GOAL => Transcribe every line exactly. Leave the pictures behind.

SUPPLIED RECORDS =>
******
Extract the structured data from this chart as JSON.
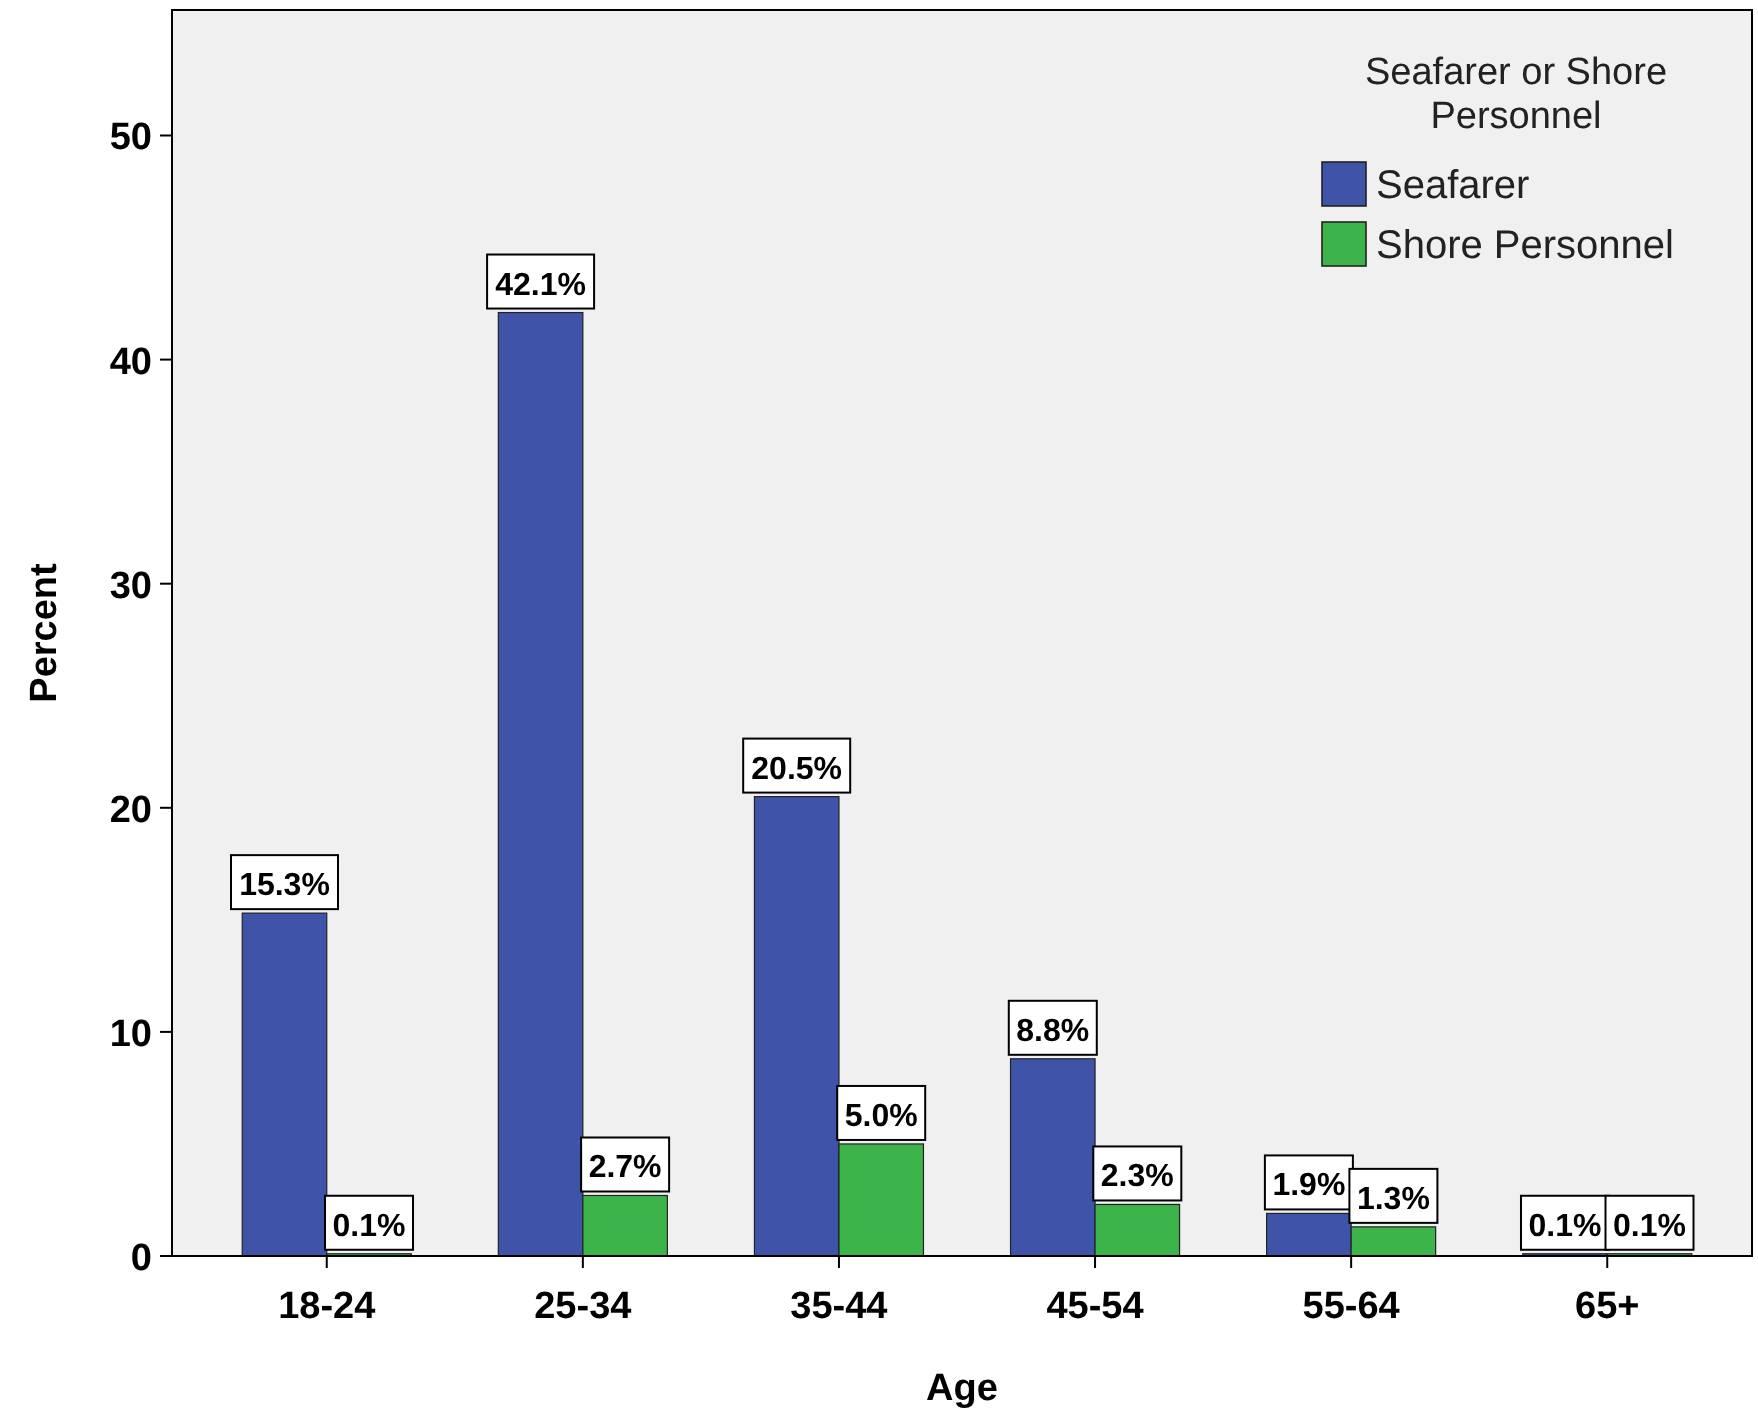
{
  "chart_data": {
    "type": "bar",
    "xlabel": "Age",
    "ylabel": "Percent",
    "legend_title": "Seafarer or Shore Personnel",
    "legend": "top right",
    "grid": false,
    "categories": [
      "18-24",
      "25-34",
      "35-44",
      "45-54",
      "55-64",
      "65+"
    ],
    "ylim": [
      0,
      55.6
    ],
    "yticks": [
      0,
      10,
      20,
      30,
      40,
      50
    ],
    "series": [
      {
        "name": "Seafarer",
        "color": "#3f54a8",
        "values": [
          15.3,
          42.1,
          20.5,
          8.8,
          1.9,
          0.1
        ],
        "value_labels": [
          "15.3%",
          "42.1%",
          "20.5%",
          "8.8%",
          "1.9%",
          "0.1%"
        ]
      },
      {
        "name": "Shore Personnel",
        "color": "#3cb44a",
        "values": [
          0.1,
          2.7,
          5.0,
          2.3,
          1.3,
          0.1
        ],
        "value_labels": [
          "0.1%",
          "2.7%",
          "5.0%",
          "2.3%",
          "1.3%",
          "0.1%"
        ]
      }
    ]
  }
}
******
ANSWER TO THE PROBLEM =>
Extract the structured data from this chart as JSON.
{
  "chart_data": {
    "type": "bar",
    "xlabel": "Age",
    "ylabel": "Percent",
    "legend_title": "Seafarer or Shore Personnel",
    "legend": "top right",
    "grid": false,
    "categories": [
      "18-24",
      "25-34",
      "35-44",
      "45-54",
      "55-64",
      "65+"
    ],
    "ylim": [
      0,
      55.6
    ],
    "yticks": [
      0,
      10,
      20,
      30,
      40,
      50
    ],
    "series": [
      {
        "name": "Seafarer",
        "color": "#3f54a8",
        "values": [
          15.3,
          42.1,
          20.5,
          8.8,
          1.9,
          0.1
        ],
        "value_labels": [
          "15.3%",
          "42.1%",
          "20.5%",
          "8.8%",
          "1.9%",
          "0.1%"
        ]
      },
      {
        "name": "Shore Personnel",
        "color": "#3cb44a",
        "values": [
          0.1,
          2.7,
          5.0,
          2.3,
          1.3,
          0.1
        ],
        "value_labels": [
          "0.1%",
          "2.7%",
          "5.0%",
          "2.3%",
          "1.3%",
          "0.1%"
        ]
      }
    ]
  }
}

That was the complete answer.